■ **TASK TO CARRY OUT**
Reproduce verbatim every line from the one that includes "Read all visible content and emit it as JSON." to the closing line of the entries; omit everything before it.

[Dataset records]
╭──

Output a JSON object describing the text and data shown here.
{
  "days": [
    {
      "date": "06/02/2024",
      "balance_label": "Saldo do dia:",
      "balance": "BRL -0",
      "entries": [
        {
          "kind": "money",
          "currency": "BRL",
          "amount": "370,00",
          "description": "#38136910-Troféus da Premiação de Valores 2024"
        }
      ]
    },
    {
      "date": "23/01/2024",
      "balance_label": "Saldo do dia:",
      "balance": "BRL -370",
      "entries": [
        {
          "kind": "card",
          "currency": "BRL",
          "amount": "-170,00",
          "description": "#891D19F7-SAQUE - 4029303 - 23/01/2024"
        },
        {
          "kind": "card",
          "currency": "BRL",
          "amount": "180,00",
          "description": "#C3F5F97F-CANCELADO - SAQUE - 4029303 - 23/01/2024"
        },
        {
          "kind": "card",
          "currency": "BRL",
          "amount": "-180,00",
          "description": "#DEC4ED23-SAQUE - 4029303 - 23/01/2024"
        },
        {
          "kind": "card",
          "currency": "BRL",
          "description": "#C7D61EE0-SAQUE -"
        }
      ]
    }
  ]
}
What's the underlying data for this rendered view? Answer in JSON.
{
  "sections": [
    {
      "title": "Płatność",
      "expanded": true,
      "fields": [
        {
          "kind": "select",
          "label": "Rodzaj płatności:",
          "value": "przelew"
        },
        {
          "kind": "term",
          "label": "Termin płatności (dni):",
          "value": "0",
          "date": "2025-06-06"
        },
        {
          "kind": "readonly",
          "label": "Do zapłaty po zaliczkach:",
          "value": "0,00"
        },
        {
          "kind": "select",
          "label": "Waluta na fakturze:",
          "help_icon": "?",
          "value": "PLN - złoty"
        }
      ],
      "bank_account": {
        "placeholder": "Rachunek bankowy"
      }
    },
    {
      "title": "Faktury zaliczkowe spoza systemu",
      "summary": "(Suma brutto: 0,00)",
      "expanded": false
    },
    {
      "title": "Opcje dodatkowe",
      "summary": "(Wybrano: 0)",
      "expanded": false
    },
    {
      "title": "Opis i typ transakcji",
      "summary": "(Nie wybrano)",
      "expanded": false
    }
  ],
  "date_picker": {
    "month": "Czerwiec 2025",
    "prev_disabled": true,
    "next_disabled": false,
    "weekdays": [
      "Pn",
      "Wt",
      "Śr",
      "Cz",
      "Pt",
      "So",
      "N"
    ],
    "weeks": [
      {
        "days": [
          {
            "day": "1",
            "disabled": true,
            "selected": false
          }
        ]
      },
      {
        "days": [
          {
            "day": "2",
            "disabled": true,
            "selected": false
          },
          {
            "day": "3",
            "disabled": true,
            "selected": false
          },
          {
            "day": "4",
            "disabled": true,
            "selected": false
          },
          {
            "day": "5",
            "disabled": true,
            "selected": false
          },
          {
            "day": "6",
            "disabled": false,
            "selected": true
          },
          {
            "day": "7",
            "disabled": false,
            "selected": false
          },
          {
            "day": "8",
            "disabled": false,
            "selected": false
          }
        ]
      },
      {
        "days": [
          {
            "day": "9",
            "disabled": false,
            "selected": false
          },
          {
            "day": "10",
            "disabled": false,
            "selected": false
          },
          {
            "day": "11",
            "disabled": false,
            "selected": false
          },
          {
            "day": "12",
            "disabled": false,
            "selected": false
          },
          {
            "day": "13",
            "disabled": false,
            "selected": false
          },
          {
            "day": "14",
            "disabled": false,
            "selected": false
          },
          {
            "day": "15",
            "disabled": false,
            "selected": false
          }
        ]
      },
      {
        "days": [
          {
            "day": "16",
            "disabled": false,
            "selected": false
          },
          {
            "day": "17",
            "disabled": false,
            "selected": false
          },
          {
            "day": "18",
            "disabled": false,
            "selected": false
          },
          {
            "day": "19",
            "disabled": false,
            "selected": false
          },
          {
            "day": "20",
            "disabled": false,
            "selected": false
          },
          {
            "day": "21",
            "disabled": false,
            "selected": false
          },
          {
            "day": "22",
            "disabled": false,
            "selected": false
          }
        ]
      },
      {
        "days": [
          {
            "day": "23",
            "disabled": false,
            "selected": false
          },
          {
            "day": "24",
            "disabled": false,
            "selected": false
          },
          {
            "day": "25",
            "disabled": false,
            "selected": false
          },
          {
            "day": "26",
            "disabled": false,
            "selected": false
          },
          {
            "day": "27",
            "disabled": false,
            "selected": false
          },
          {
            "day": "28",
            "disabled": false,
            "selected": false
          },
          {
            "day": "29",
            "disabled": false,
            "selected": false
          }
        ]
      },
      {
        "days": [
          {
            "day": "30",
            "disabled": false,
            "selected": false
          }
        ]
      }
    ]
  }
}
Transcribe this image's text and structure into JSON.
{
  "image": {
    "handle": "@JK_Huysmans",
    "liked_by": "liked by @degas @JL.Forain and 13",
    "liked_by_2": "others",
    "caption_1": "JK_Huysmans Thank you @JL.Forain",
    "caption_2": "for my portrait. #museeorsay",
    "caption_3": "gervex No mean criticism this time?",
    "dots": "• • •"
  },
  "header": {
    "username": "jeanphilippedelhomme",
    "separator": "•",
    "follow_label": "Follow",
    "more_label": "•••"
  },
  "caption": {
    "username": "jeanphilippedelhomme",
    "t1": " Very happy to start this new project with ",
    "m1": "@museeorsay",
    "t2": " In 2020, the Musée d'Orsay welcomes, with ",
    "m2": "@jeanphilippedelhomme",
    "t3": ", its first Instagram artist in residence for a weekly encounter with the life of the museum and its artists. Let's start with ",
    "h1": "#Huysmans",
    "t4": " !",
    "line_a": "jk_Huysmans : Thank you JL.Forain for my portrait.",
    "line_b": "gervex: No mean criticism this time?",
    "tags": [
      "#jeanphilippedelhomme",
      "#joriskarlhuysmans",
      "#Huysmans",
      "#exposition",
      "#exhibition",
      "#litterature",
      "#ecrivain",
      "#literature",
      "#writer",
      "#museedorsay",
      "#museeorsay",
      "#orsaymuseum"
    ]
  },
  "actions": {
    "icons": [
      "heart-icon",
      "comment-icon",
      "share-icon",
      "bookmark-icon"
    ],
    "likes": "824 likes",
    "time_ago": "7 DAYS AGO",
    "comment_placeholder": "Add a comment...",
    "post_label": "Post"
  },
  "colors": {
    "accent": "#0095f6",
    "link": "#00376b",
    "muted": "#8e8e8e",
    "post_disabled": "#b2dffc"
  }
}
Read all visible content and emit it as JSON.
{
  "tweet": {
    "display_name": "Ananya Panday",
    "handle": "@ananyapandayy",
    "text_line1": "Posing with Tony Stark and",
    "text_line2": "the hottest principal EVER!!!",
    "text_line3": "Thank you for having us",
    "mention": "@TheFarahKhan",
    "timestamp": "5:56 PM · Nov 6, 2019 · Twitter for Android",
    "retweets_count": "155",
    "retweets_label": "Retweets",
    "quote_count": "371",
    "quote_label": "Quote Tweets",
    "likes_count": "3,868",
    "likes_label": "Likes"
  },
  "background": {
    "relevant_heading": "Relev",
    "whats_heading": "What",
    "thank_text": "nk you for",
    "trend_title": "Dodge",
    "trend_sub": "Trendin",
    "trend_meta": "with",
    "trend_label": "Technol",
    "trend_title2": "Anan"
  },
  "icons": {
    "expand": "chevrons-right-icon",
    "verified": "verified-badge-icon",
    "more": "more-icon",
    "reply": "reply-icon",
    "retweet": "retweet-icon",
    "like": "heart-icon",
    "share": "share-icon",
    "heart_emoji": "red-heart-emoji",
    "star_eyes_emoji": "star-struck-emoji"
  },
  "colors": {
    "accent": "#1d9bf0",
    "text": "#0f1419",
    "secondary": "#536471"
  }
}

╰──

■ **FINAL RESULT**
Read all visible content and emit it as JSON.
{
  "tweet": {
    "display_name": "Ananya Panday",
    "handle": "@ananyapandayy",
    "text_line1": "Posing with Tony Stark and",
    "text_line2": "the hottest principal EVER!!!",
    "text_line3": "Thank you for having us",
    "mention": "@TheFarahKhan",
    "timestamp": "5:56 PM · Nov 6, 2019 · Twitter for Android",
    "retweets_count": "155",
    "retweets_label": "Retweets",
    "quote_count": "371",
    "quote_label": "Quote Tweets",
    "likes_count": "3,868",
    "likes_label": "Likes"
  },
  "background": {
    "relevant_heading": "Relev",
    "whats_heading": "What",
    "thank_text": "nk you for",
    "trend_title": "Dodge",
    "trend_sub": "Trendin",
    "trend_meta": "with",
    "trend_label": "Technol",
    "trend_title2": "Anan"
  },
  "icons": {
    "expand": "chevrons-right-icon",
    "verified": "verified-badge-icon",
    "more": "more-icon",
    "reply": "reply-icon",
    "retweet": "retweet-icon",
    "like": "heart-icon",
    "share": "share-icon",
    "heart_emoji": "red-heart-emoji",
    "star_eyes_emoji": "star-struck-emoji"
  },
  "colors": {
    "accent": "#1d9bf0",
    "text": "#0f1419",
    "secondary": "#536471"
  }
}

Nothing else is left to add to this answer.